[Dataset records]

>>>>>

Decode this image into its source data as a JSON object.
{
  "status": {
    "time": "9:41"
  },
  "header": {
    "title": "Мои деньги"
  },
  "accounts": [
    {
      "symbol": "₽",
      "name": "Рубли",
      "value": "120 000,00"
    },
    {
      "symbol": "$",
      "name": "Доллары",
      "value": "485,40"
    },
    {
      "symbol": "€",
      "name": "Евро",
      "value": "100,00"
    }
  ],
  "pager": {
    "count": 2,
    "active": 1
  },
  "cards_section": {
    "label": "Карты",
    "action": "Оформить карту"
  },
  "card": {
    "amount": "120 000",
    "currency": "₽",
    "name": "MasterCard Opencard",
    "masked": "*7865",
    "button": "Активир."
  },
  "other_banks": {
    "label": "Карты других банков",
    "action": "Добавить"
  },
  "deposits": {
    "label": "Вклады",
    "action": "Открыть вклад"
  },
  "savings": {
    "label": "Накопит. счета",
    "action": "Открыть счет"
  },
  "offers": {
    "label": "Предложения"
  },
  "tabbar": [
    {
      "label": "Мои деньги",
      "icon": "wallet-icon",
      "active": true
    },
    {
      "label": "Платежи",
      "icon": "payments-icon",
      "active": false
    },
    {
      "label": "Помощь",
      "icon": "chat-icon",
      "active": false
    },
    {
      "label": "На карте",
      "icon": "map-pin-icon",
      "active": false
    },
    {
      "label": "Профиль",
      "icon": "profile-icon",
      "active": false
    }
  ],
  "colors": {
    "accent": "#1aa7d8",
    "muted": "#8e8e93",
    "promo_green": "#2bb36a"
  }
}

<<<<<

-- Objective --
Repeat the data above exactly.

-- Answer to this problem --
Decode this image into its source data as a JSON object.
{
  "status": {
    "time": "9:41"
  },
  "header": {
    "title": "Мои деньги"
  },
  "accounts": [
    {
      "symbol": "₽",
      "name": "Рубли",
      "value": "120 000,00"
    },
    {
      "symbol": "$",
      "name": "Доллары",
      "value": "485,40"
    },
    {
      "symbol": "€",
      "name": "Евро",
      "value": "100,00"
    }
  ],
  "pager": {
    "count": 2,
    "active": 1
  },
  "cards_section": {
    "label": "Карты",
    "action": "Оформить карту"
  },
  "card": {
    "amount": "120 000",
    "currency": "₽",
    "name": "MasterCard Opencard",
    "masked": "*7865",
    "button": "Активир."
  },
  "other_banks": {
    "label": "Карты других банков",
    "action": "Добавить"
  },
  "deposits": {
    "label": "Вклады",
    "action": "Открыть вклад"
  },
  "savings": {
    "label": "Накопит. счета",
    "action": "Открыть счет"
  },
  "offers": {
    "label": "Предложения"
  },
  "tabbar": [
    {
      "label": "Мои деньги",
      "icon": "wallet-icon",
      "active": true
    },
    {
      "label": "Платежи",
      "icon": "payments-icon",
      "active": false
    },
    {
      "label": "Помощь",
      "icon": "chat-icon",
      "active": false
    },
    {
      "label": "На карте",
      "icon": "map-pin-icon",
      "active": false
    },
    {
      "label": "Профиль",
      "icon": "profile-icon",
      "active": false
    }
  ],
  "colors": {
    "accent": "#1aa7d8",
    "muted": "#8e8e93",
    "promo_green": "#2bb36a"
  }
}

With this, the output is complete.